═══ DATASET ENTRIES ═══

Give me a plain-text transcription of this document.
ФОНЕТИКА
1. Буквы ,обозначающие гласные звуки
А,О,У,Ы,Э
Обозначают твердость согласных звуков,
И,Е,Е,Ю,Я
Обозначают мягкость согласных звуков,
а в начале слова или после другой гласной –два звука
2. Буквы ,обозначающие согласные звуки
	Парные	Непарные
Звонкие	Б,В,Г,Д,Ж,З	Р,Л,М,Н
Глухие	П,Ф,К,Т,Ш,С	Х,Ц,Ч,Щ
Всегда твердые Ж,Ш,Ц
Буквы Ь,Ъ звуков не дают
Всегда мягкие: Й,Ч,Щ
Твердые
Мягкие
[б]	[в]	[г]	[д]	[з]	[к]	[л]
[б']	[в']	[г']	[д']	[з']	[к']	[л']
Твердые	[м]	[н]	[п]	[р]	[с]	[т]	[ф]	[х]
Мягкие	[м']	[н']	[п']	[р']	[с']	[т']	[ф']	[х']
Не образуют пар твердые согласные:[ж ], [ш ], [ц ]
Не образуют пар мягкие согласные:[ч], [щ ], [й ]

═══

REQUIREMENT
What do the records say? Quote them all exactly.

RESPONSE TO THE TASK
Give me a plain-text transcription of this document.
ФОНЕТИКА
1. Буквы ,обозначающие гласные звуки
А,О,У,Ы,Э
Обозначают твердость согласных звуков,
И,Е,Е,Ю,Я
Обозначают мягкость согласных звуков,
а в начале слова или после другой гласной –два звука
2. Буквы ,обозначающие согласные звуки
	Парные	Непарные
Звонкие	Б,В,Г,Д,Ж,З	Р,Л,М,Н
Глухие	П,Ф,К,Т,Ш,С	Х,Ц,Ч,Щ
Всегда твердые Ж,Ш,Ц
Буквы Ь,Ъ звуков не дают
Всегда мягкие: Й,Ч,Щ
Твердые
Мягкие
[б]	[в]	[г]	[д]	[з]	[к]	[л]
[б']	[в']	[г']	[д']	[з']	[к']	[л']
Твердые	[м]	[н]	[п]	[р]	[с]	[т]	[ф]	[х]
Мягкие	[м']	[н']	[п']	[р']	[с']	[т']	[ф']	[х']
Не образуют пар твердые согласные:[ж ], [ш ], [ц ]
Не образуют пар мягкие согласные:[ч], [щ ], [й ]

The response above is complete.